» Given records:
- - - - - - -

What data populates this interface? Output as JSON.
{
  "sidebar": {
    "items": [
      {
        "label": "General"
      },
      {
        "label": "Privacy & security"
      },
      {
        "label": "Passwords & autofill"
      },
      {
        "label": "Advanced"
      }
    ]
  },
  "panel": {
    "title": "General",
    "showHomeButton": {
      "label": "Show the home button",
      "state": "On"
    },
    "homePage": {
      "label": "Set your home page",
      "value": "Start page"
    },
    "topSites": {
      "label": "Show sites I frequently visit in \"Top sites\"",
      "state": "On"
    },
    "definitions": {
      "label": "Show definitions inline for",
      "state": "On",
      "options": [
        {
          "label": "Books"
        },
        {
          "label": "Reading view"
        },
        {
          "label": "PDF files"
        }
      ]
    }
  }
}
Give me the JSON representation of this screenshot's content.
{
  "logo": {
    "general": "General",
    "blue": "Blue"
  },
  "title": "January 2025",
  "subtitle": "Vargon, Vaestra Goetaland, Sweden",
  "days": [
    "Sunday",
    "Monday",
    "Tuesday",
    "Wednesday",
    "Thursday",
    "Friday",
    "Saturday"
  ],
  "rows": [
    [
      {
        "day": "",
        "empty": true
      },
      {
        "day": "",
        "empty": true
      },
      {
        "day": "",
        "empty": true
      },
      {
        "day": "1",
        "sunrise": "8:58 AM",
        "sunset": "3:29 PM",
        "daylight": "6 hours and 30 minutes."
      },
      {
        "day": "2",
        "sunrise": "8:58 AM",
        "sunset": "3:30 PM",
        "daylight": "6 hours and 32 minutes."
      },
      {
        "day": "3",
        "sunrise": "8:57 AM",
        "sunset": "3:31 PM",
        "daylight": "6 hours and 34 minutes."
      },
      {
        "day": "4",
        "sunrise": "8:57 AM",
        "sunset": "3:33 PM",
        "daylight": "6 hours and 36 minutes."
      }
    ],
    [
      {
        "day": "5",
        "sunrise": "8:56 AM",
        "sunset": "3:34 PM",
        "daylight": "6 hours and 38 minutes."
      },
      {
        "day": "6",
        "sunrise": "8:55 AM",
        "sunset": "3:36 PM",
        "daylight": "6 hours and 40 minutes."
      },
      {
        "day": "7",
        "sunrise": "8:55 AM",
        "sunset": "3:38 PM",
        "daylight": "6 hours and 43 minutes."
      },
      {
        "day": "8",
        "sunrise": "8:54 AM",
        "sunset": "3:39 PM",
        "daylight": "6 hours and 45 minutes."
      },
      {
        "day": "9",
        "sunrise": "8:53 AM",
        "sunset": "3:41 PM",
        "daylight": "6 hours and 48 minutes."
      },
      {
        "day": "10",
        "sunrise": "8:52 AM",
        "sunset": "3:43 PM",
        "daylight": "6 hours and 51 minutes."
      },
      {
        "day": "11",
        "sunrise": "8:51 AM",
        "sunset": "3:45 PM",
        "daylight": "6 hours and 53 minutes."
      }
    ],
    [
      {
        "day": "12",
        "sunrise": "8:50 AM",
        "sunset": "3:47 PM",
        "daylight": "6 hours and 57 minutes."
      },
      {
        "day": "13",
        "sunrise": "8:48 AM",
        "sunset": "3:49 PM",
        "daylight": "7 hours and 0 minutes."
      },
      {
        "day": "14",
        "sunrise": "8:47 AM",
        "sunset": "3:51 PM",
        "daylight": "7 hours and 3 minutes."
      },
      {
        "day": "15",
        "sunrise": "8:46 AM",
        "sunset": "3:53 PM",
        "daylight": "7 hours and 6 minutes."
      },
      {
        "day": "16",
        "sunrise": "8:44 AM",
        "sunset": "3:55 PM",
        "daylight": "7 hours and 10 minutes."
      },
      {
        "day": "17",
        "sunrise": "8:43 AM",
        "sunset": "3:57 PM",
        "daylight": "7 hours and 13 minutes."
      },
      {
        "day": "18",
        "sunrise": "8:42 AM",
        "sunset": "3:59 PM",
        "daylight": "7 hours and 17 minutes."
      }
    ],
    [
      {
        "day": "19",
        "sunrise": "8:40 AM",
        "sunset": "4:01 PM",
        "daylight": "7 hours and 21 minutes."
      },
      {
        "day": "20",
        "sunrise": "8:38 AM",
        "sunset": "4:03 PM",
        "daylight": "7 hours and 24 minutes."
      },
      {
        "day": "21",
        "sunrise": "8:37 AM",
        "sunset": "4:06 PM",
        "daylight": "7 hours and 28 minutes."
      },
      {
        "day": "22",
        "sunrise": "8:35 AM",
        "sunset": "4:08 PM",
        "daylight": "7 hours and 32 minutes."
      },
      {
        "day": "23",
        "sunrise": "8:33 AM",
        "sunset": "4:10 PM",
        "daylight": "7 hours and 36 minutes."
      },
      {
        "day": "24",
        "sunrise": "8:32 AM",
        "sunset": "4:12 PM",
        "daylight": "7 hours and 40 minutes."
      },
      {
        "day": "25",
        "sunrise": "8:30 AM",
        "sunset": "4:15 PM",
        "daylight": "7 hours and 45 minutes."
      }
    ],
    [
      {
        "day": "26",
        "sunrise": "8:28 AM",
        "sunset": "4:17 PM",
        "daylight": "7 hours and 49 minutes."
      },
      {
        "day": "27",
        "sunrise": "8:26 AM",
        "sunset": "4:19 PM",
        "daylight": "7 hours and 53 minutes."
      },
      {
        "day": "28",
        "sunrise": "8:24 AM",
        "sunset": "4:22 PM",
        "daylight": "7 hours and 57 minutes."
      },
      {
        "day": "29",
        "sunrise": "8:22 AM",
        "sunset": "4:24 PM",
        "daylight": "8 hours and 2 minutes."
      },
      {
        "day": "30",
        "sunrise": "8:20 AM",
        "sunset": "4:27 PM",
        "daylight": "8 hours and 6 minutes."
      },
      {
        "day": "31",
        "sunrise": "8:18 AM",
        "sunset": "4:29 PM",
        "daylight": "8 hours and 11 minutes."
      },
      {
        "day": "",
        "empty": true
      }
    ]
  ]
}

- - - - - - -

» Written exercise: Copy out each line of the data containing the string "this".

» Written solution:
What data populates this interface? Output as JSON.
Give me the JSON representation of this screenshot's content.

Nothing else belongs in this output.